■ **WHAT NEEDS TO BE DONE**
Would you return the complete listing below word for word?

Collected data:
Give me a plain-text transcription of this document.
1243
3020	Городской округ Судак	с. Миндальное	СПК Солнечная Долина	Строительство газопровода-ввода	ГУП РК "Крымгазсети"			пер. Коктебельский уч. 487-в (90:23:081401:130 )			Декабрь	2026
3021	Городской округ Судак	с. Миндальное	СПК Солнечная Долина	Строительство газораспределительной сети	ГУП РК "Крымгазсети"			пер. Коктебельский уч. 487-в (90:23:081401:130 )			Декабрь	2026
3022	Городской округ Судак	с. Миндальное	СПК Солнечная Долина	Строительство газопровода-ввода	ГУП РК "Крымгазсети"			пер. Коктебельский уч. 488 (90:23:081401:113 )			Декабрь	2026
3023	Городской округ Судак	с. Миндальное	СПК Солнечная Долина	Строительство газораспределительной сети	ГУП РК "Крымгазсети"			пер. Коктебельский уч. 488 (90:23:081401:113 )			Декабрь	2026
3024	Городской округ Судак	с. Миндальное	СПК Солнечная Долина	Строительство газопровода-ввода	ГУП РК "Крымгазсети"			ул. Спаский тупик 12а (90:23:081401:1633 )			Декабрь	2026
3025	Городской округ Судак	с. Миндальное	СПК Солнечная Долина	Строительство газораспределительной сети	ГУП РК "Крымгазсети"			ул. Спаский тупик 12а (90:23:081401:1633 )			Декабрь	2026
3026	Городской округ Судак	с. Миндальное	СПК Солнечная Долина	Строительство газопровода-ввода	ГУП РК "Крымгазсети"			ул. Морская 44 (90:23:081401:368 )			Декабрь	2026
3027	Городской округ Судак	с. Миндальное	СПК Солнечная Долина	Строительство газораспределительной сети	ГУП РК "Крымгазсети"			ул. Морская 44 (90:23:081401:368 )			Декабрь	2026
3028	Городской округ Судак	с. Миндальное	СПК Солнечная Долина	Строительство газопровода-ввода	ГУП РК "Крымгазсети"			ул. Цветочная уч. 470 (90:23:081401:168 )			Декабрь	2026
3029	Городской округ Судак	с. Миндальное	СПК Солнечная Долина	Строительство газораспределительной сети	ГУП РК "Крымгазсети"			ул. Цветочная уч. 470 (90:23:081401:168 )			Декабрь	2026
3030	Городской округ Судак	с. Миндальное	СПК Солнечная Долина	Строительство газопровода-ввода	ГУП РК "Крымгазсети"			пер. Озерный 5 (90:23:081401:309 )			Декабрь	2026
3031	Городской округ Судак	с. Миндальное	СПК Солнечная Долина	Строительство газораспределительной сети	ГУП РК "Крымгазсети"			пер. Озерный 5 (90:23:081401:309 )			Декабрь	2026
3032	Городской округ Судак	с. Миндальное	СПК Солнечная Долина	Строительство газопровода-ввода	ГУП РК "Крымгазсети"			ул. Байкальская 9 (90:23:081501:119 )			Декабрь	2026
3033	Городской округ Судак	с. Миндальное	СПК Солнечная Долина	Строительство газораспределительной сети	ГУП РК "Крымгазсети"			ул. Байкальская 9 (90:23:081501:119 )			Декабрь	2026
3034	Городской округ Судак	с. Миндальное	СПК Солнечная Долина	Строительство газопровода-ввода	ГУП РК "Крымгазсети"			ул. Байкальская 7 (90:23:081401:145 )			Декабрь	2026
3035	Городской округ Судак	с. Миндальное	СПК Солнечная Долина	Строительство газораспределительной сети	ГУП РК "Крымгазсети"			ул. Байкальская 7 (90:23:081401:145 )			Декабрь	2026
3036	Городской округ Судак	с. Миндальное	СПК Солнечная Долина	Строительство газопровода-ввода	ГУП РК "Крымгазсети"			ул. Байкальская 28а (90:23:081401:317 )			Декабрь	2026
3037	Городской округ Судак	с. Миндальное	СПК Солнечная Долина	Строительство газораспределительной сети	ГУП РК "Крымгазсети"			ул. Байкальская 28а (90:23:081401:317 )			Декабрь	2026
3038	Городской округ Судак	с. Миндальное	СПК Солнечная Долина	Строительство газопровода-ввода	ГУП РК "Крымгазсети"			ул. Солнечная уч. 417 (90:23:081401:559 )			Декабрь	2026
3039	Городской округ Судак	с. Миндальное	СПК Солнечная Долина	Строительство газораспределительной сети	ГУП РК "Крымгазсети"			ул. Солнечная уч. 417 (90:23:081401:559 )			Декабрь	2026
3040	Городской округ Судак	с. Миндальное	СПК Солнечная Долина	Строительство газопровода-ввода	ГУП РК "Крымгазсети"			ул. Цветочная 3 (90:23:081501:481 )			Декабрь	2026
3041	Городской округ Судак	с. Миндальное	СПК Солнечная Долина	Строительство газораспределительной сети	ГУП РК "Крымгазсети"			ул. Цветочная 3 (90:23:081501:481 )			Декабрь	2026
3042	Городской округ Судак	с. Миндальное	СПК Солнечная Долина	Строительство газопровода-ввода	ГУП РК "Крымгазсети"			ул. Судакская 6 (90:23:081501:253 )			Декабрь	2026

■ **RESPONSE TO THE TASK**
Give me a plain-text transcription of this document.
1243
3020	Городской округ Судак	с. Миндальное	СПК Солнечная Долина	Строительство газопровода-ввода	ГУП РК "Крымгазсети"			пер. Коктебельский уч. 487-в (90:23:081401:130 )			Декабрь	2026
3021	Городской округ Судак	с. Миндальное	СПК Солнечная Долина	Строительство газораспределительной сети	ГУП РК "Крымгазсети"			пер. Коктебельский уч. 487-в (90:23:081401:130 )			Декабрь	2026
3022	Городской округ Судак	с. Миндальное	СПК Солнечная Долина	Строительство газопровода-ввода	ГУП РК "Крымгазсети"			пер. Коктебельский уч. 488 (90:23:081401:113 )			Декабрь	2026
3023	Городской округ Судак	с. Миндальное	СПК Солнечная Долина	Строительство газораспределительной сети	ГУП РК "Крымгазсети"			пер. Коктебельский уч. 488 (90:23:081401:113 )			Декабрь	2026
3024	Городской округ Судак	с. Миндальное	СПК Солнечная Долина	Строительство газопровода-ввода	ГУП РК "Крымгазсети"			ул. Спаский тупик 12а (90:23:081401:1633 )			Декабрь	2026
3025	Городской округ Судак	с. Миндальное	СПК Солнечная Долина	Строительство газораспределительной сети	ГУП РК "Крымгазсети"			ул. Спаский тупик 12а (90:23:081401:1633 )			Декабрь	2026
3026	Городской округ Судак	с. Миндальное	СПК Солнечная Долина	Строительство газопровода-ввода	ГУП РК "Крымгазсети"			ул. Морская 44 (90:23:081401:368 )			Декабрь	2026
3027	Городской округ Судак	с. Миндальное	СПК Солнечная Долина	Строительство газораспределительной сети	ГУП РК "Крымгазсети"			ул. Морская 44 (90:23:081401:368 )			Декабрь	2026
3028	Городской округ Судак	с. Миндальное	СПК Солнечная Долина	Строительство газопровода-ввода	ГУП РК "Крымгазсети"			ул. Цветочная уч. 470 (90:23:081401:168 )			Декабрь	2026
3029	Городской округ Судак	с. Миндальное	СПК Солнечная Долина	Строительство газораспределительной сети	ГУП РК "Крымгазсети"			ул. Цветочная уч. 470 (90:23:081401:168 )			Декабрь	2026
3030	Городской округ Судак	с. Миндальное	СПК Солнечная Долина	Строительство газопровода-ввода	ГУП РК "Крымгазсети"			пер. Озерный 5 (90:23:081401:309 )			Декабрь	2026
3031	Городской округ Судак	с. Миндальное	СПК Солнечная Долина	Строительство газораспределительной сети	ГУП РК "Крымгазсети"			пер. Озерный 5 (90:23:081401:309 )			Декабрь	2026
3032	Городской округ Судак	с. Миндальное	СПК Солнечная Долина	Строительство газопровода-ввода	ГУП РК "Крымгазсети"			ул. Байкальская 9 (90:23:081501:119 )			Декабрь	2026
3033	Городской округ Судак	с. Миндальное	СПК Солнечная Долина	Строительство газораспределительной сети	ГУП РК "Крымгазсети"			ул. Байкальская 9 (90:23:081501:119 )			Декабрь	2026
3034	Городской округ Судак	с. Миндальное	СПК Солнечная Долина	Строительство газопровода-ввода	ГУП РК "Крымгазсети"			ул. Байкальская 7 (90:23:081401:145 )			Декабрь	2026
3035	Городской округ Судак	с. Миндальное	СПК Солнечная Долина	Строительство газораспределительной сети	ГУП РК "Крымгазсети"			ул. Байкальская 7 (90:23:081401:145 )			Декабрь	2026
3036	Городской округ Судак	с. Миндальное	СПК Солнечная Долина	Строительство газопровода-ввода	ГУП РК "Крымгазсети"			ул. Байкальская 28а (90:23:081401:317 )			Декабрь	2026
3037	Городской округ Судак	с. Миндальное	СПК Солнечная Долина	Строительство газораспределительной сети	ГУП РК "Крымгазсети"			ул. Байкальская 28а (90:23:081401:317 )			Декабрь	2026
3038	Городской округ Судак	с. Миндальное	СПК Солнечная Долина	Строительство газопровода-ввода	ГУП РК "Крымгазсети"			ул. Солнечная уч. 417 (90:23:081401:559 )			Декабрь	2026
3039	Городской округ Судак	с. Миндальное	СПК Солнечная Долина	Строительство газораспределительной сети	ГУП РК "Крымгазсети"			ул. Солнечная уч. 417 (90:23:081401:559 )			Декабрь	2026
3040	Городской округ Судак	с. Миндальное	СПК Солнечная Долина	Строительство газопровода-ввода	ГУП РК "Крымгазсети"			ул. Цветочная 3 (90:23:081501:481 )			Декабрь	2026
3041	Городской округ Судак	с. Миндальное	СПК Солнечная Долина	Строительство газораспределительной сети	ГУП РК "Крымгазсети"			ул. Цветочная 3 (90:23:081501:481 )			Декабрь	2026
3042	Городской округ Судак	с. Миндальное	СПК Солнечная Долина	Строительство газопровода-ввода	ГУП РК "Крымгазсети"			ул. Судакская 6 (90:23:081501:253 )			Декабрь	2026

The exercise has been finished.